▸ **Provided text**
═══

= Rita Eriksen =

Norwegian singer (born 1966)

Rita Eriksen (born May 26, 1966, in Sola Municipality, Norway) is a Norwegian singer, as solo artist and in the 1990s, as part of the Norwegian singing duo Eriksen with her sibling guitarist and singer Frank Eriksen. Rita Eriksen was also briefly a member of vocal group Queen Bees.

==Career==
- Early life
Eriksen was early interested in music and vocal performance. Taking part in extra curricular musical activities such as choir and forming a band with Ivar Magne and Terje and other childhood friends in the 7th grade.

- In duo Eriksen
In 1989, she formed the duo Eriksen is a Norwegian duo consisting of Rita on vocals and Frank Eriksen, her sibling, on guitar and vocals. The duo played music in the roots / country / blues / show genre. The duo released four studio albums; the two first one with English subtitles. For debut album Two Blue in 1992, the duo received the 1992 Norwegian Grammy Award 1992 in roots and country music. The duo collaborated with several artists, including the American blues musician Delbert McClinton who sang a duet with Rita Eriksen on the song "Movin' Time" written by Jeff Wasserman and Torstein Flakne on the album Two Blue. Eriksen sold 170,000 albums combined. Sony BMG released the compilation album Eriksen - De aller beste (The very best) in the spring of 2009. The album was heavily promoted by television campaign, reached #1 in the Norwegian albums chart and went platinum. In addition to his membership in the duo, Frank was a member of the Irish-inspired band The Tramps since 2000.

- Solo
Rita Eriksen based in Oslo also pursued her own solo career concurrently with the duo releasing her debut solo album was Back from Wonderland in 1988. She recorded and released the album Tideland, together with the Irish singer Dolores Keane and The Cardigans.

In addition she was a member in the vocal group Queen Bees with Anita Skorgan and Hilde Heltberg

Eriksen collaborated with a number of Norwegian artists and participated as a guest vocalist on several recordings (including Jonas Brothers, Three Little Chinese and Hellbillies). The most famous is her contribution to the song "Tir n'a noir" by Vamp. In 1997, she won Gammleng-prisen Award.

═══

▸ **Task A**
Express the lines of the entries as a JSON list of strings, one string per line and with blank lines omitted, starting at the line that contains "y-tick-label: 25 [49, 140, 63, 153]" and ending at the line that contains "point [280, 24, 289, 34]".

═══

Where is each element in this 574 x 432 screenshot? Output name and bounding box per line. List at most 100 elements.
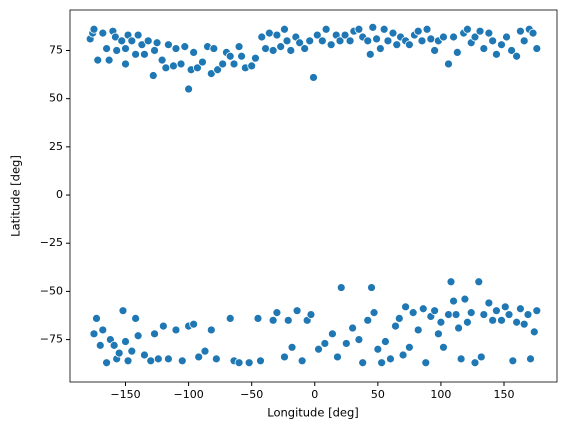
y-tick-label: 25 [49, 140, 63, 153]
point [146, 356, 156, 366]
point [508, 356, 518, 366]
point [383, 36, 393, 46]
point [398, 350, 408, 360]
point [312, 30, 322, 40]
point [532, 44, 542, 53]
point [169, 61, 178, 71]
point [456, 354, 466, 364]
point [497, 40, 506, 50]
point [328, 329, 337, 339]
y-tick-label: 50 [49, 92, 63, 105]
point [158, 321, 168, 331]
point [121, 44, 130, 53]
point [335, 36, 345, 46]
point [104, 55, 114, 65]
point [377, 358, 387, 368]
point [189, 48, 199, 57]
x-axis-label: Longitude [deg] [267, 406, 359, 420]
x-tick-label: 150 [494, 388, 515, 401]
point [449, 296, 458, 306]
point [283, 315, 293, 325]
point [256, 356, 265, 366]
point [121, 337, 130, 346]
point [470, 358, 480, 368]
point [218, 59, 228, 69]
point [479, 44, 489, 53]
point [401, 302, 411, 312]
point [114, 348, 124, 358]
point [340, 30, 350, 40]
point [109, 340, 119, 350]
point [449, 32, 458, 42]
x-tick-label: −100 [173, 388, 203, 401]
point [95, 340, 105, 350]
point [418, 304, 428, 314]
point [280, 352, 289, 362]
point [372, 34, 381, 44]
point [276, 42, 286, 52]
point [333, 352, 342, 362]
point [253, 313, 263, 323]
point [189, 319, 199, 329]
point [309, 73, 318, 82]
point [102, 44, 111, 53]
point [123, 356, 133, 366]
point [272, 30, 282, 40]
point [211, 354, 221, 364]
point [373, 344, 383, 354]
point [164, 40, 173, 50]
point [93, 55, 103, 65]
point [140, 49, 149, 59]
point [439, 342, 448, 352]
point [234, 358, 244, 368]
y-tick-label: 0 [56, 188, 63, 201]
point [529, 327, 539, 337]
point [111, 32, 120, 42]
point [516, 304, 525, 314]
point [98, 28, 108, 38]
point [446, 277, 456, 287]
point [492, 306, 501, 316]
point [131, 49, 141, 59]
x-tick-label: 100 [430, 388, 451, 401]
point [422, 24, 432, 34]
point [413, 325, 423, 335]
point [363, 315, 373, 325]
point [280, 24, 289, 34]
point [237, 51, 246, 61]
point [213, 65, 223, 75]
point [150, 329, 159, 339]
point [466, 308, 476, 318]
point [209, 44, 219, 53]
point [297, 356, 307, 366]
point [528, 28, 538, 38]
point [504, 310, 514, 319]
point [341, 339, 351, 348]
point [492, 49, 501, 59]
x-tick-label: −50 [240, 388, 263, 401]
y-tick-label: 75 [49, 43, 63, 56]
point [121, 59, 130, 69]
point [157, 55, 167, 65]
point [194, 352, 204, 362]
point [451, 310, 461, 319]
point [436, 317, 446, 327]
point [112, 46, 122, 55]
point [261, 44, 270, 53]
point [512, 317, 522, 327]
point [439, 32, 448, 42]
point [417, 36, 427, 46]
point [321, 24, 331, 34]
point [247, 61, 257, 71]
point [229, 59, 239, 69]
point [452, 48, 462, 57]
point [200, 346, 210, 356]
point [463, 317, 472, 327]
point [176, 59, 186, 69]
point [225, 51, 235, 61]
point [358, 358, 368, 368]
point [519, 36, 529, 46]
point [306, 310, 316, 319]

═══

▸ **Task B**
Rewrite the Rita Eriksen article starting at "Rita Eriksen (born" and ending at "group Queen Bees.", with "Sola Municipality" changed to "Stavanger Municipality".

▸ **Complete response A**
[
  "y-tick-label: 25 [49, 140, 63, 153]",
  "point [146, 356, 156, 366]",
  "point [508, 356, 518, 366]",
  "point [383, 36, 393, 46]",
  "point [398, 350, 408, 360]",
  "point [312, 30, 322, 40]",
  "point [532, 44, 542, 53]",
  "point [169, 61, 178, 71]",
  "point [456, 354, 466, 364]",
  "point [497, 40, 506, 50]",
  "point [328, 329, 337, 339]",
  "y-tick-label: 50 [49, 92, 63, 105]",
  "point [158, 321, 168, 331]",
  "point [121, 44, 130, 53]",
  "point [335, 36, 345, 46]",
  "point [104, 55, 114, 65]",
  "point [377, 358, 387, 368]",
  "point [189, 48, 199, 57]",
  "x-axis-label: Longitude [deg] [267, 406, 359, 420]",
  "x-tick-label: 150 [494, 388, 515, 401]",
  "point [449, 296, 458, 306]",
  "point [283, 315, 293, 325]",
  "point [256, 356, 265, 366]",
  "point [121, 337, 130, 346]",
  "point [470, 358, 480, 368]",
  "point [218, 59, 228, 69]",
  "point [479, 44, 489, 53]",
  "point [401, 302, 411, 312]",
  "point [114, 348, 124, 358]",
  "point [340, 30, 350, 40]",
  "point [109, 340, 119, 350]",
  "point [449, 32, 458, 42]",
  "x-tick-label: −100 [173, 388, 203, 401]",
  "point [95, 340, 105, 350]",
  "point [418, 304, 428, 314]",
  "point [280, 352, 289, 362]",
  "point [372, 34, 381, 44]",
  "point [276, 42, 286, 52]",
  "point [333, 352, 342, 362]",
  "point [253, 313, 263, 323]",
  "point [189, 319, 199, 329]",
  "point [309, 73, 318, 82]",
  "point [102, 44, 111, 53]",
  "point [123, 356, 133, 366]",
  "point [272, 30, 282, 40]",
  "point [211, 354, 221, 364]",
  "point [373, 344, 383, 354]",
  "point [164, 40, 173, 50]",
  "point [93, 55, 103, 65]",
  "point [140, 49, 149, 59]",
  "point [439, 342, 448, 352]",
  "point [234, 358, 244, 368]",
  "y-tick-label: 0 [56, 188, 63, 201]",
  "point [529, 327, 539, 337]",
  "point [111, 32, 120, 42]",
  "point [516, 304, 525, 314]",
  "point [98, 28, 108, 38]",
  "point [446, 277, 456, 287]",
  "point [492, 306, 501, 316]",
  "point [131, 49, 141, 59]",
  "x-tick-label: 100 [430, 388, 451, 401]",
  "point [422, 24, 432, 34]",
  "point [413, 325, 423, 335]",
  "point [363, 315, 373, 325]",
  "point [280, 24, 289, 34]"
]

▸ **Complete response B**
Rita Eriksen (born May 26, 1966, in Stavanger Municipality, Norway) is a Norwegian singer, as solo artist and in the 1990s, as part of the Norwegian singing duo Eriksen with her sibling guitarist and singer Frank Eriksen. Rita Eriksen was also briefly a member of vocal group Queen Bees.